[START OF Given entries]
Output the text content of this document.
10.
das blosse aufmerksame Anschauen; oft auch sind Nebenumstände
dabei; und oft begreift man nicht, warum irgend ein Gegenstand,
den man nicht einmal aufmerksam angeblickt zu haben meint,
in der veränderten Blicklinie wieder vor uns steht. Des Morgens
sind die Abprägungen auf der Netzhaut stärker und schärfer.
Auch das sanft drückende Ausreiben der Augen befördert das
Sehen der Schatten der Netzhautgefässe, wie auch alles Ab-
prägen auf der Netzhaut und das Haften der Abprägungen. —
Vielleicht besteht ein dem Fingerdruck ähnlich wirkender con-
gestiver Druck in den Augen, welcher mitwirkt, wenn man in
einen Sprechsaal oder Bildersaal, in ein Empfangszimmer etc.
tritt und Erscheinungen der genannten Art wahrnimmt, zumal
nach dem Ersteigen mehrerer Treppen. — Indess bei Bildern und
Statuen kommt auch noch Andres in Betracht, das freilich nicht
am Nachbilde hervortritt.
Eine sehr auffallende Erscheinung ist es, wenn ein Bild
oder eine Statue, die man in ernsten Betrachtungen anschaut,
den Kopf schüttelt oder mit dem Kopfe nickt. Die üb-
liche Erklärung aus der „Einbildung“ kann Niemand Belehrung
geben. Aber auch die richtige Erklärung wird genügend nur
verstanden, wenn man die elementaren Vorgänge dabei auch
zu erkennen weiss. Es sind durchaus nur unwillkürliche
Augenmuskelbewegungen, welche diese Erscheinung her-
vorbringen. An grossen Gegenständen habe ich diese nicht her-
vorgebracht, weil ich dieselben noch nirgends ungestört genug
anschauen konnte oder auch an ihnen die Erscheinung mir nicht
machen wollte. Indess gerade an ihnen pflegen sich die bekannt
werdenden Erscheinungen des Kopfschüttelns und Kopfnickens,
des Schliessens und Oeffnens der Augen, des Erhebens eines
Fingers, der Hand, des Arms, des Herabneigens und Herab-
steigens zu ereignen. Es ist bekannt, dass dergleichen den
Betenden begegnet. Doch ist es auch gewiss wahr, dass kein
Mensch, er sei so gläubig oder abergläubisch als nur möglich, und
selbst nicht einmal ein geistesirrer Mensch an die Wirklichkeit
[END OF Given entries]
Go through the listing above and work out how many lines contain the string "einmal". Reply with the number alone.

• Output of the task:
2